## TASK OBJECTIVE
Quote the records beneath, complete and exact. Leave out images.

## THE INPUT
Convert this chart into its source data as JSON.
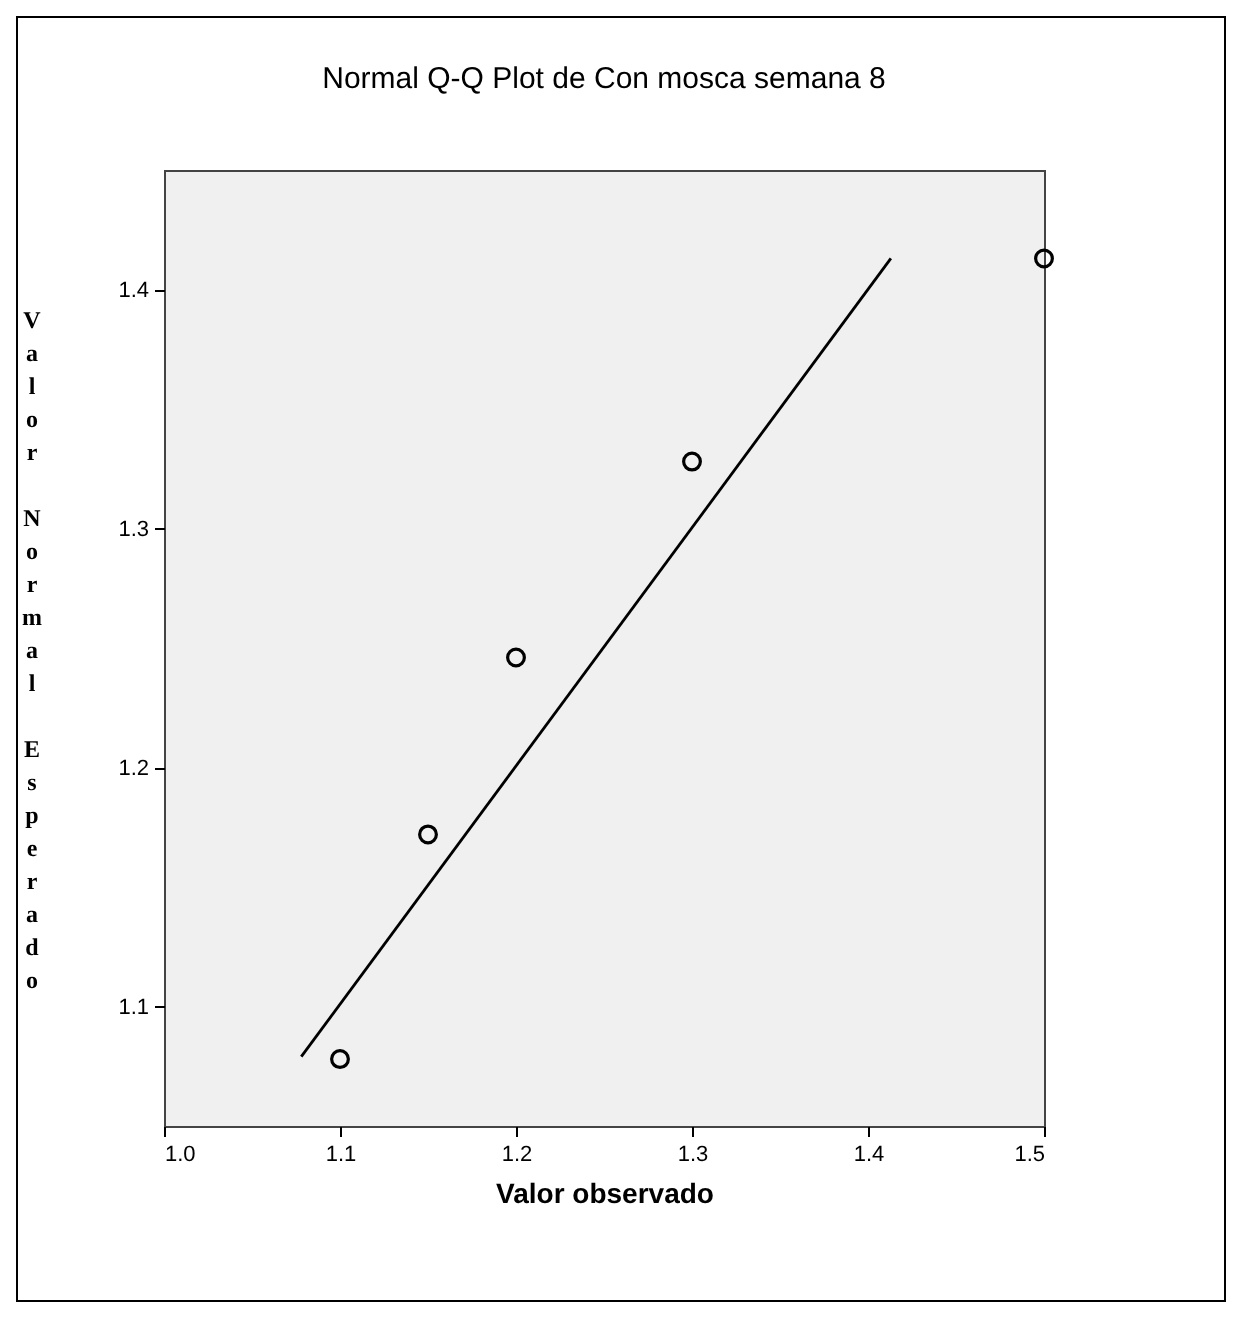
{
  "chart_data": {
    "type": "scatter",
    "title": "Normal Q-Q Plot de Con mosca semana 8",
    "xlabel": "Valor observado",
    "ylabel": "Valor Normal Esperado",
    "xlim": [
      1.0,
      1.5
    ],
    "xticks": [
      {
        "value": 1.0,
        "label": "1.0"
      },
      1.1,
      1.2,
      1.3,
      1.4,
      1.5
    ],
    "ylim": [
      1.05,
      1.45
    ],
    "yticks": [
      1.1,
      1.2,
      1.3,
      1.4
    ],
    "grid": false,
    "marker": "circle",
    "series": [
      {
        "type": "scatter",
        "color": "#000000",
        "x": [
          1.1,
          1.15,
          1.2,
          1.3,
          1.5
        ],
        "values": [
          1.078,
          1.172,
          1.246,
          1.328,
          1.413
        ]
      },
      {
        "type": "line",
        "color": "#000000",
        "marker": "none",
        "x": [
          1.078,
          1.413
        ],
        "values": [
          1.079,
          1.413
        ]
      }
    ]
  }
}
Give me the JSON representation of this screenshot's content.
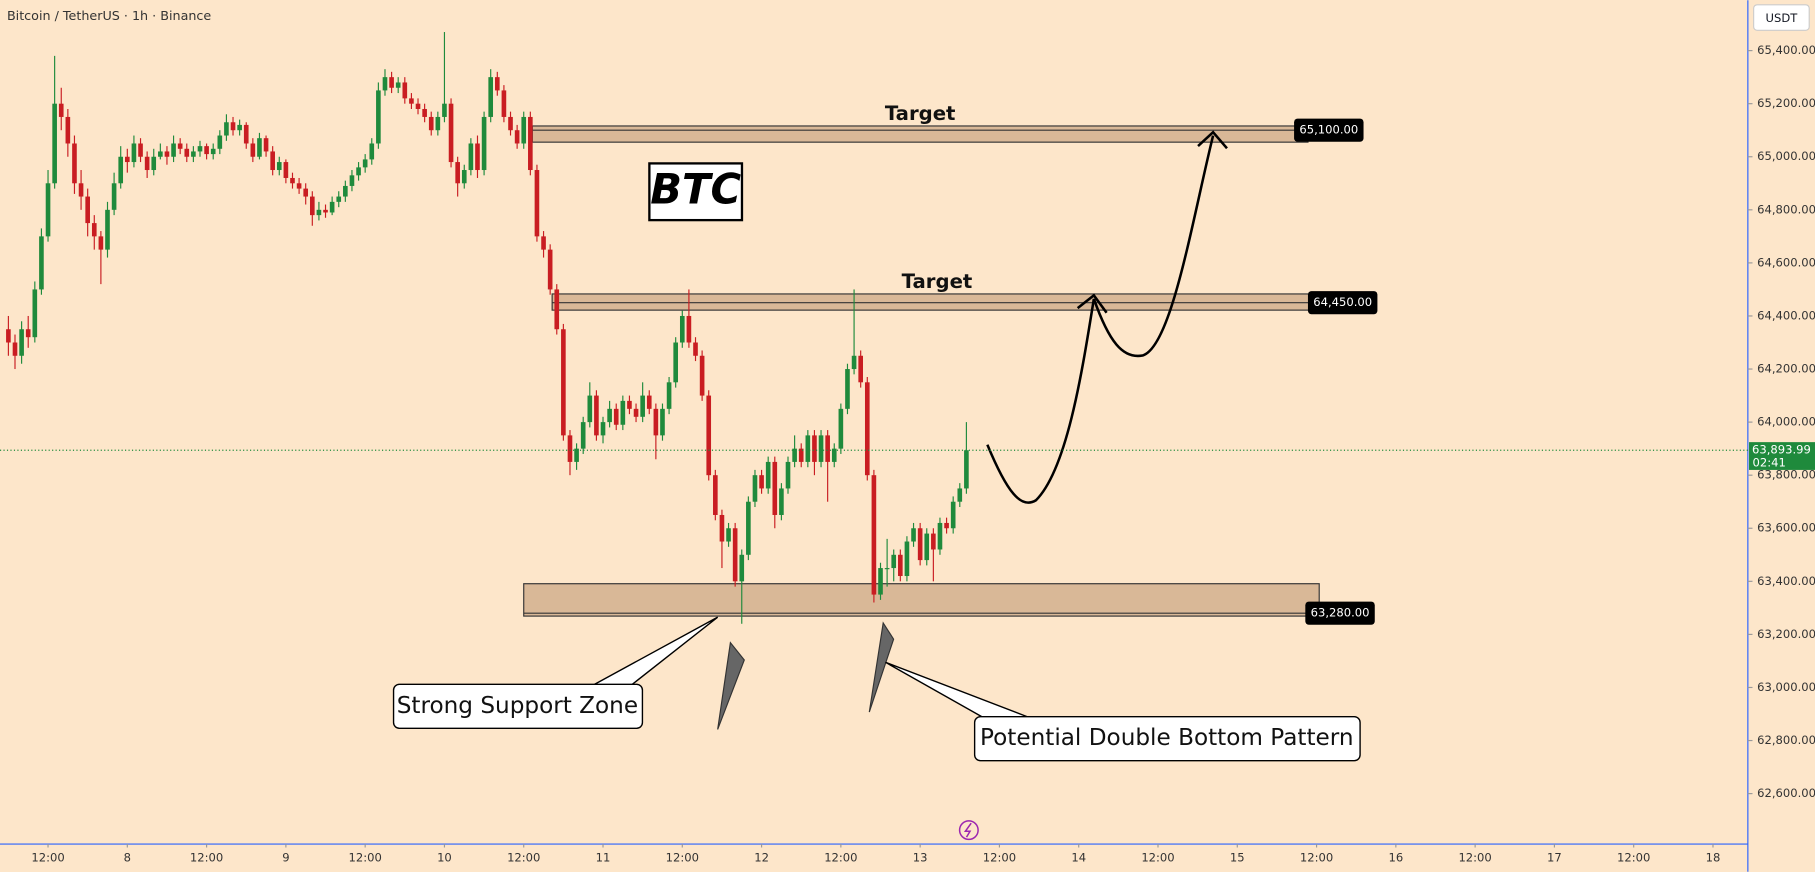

## SOLUTION
Convert this chart into its source data as JSON.
{
  "chart_data": {
    "type": "scatter",
    "title": "Normal Q-Q Plot de Con mosca semana 8",
    "xlabel": "Valor observado",
    "ylabel": "Valor Normal Esperado",
    "xlim": [
      1.0,
      1.5
    ],
    "xticks": [
      {
        "value": 1.0,
        "label": "1.0"
      },
      1.1,
      1.2,
      1.3,
      1.4,
      1.5
    ],
    "ylim": [
      1.05,
      1.45
    ],
    "yticks": [
      1.1,
      1.2,
      1.3,
      1.4
    ],
    "grid": false,
    "marker": "circle",
    "series": [
      {
        "type": "scatter",
        "color": "#000000",
        "x": [
          1.1,
          1.15,
          1.2,
          1.3,
          1.5
        ],
        "values": [
          1.078,
          1.172,
          1.246,
          1.328,
          1.413
        ]
      },
      {
        "type": "line",
        "color": "#000000",
        "marker": "none",
        "x": [
          1.078,
          1.413
        ],
        "values": [
          1.079,
          1.413
        ]
      }
    ]
  }
}
Give me the JSON representation of this screenshot's content.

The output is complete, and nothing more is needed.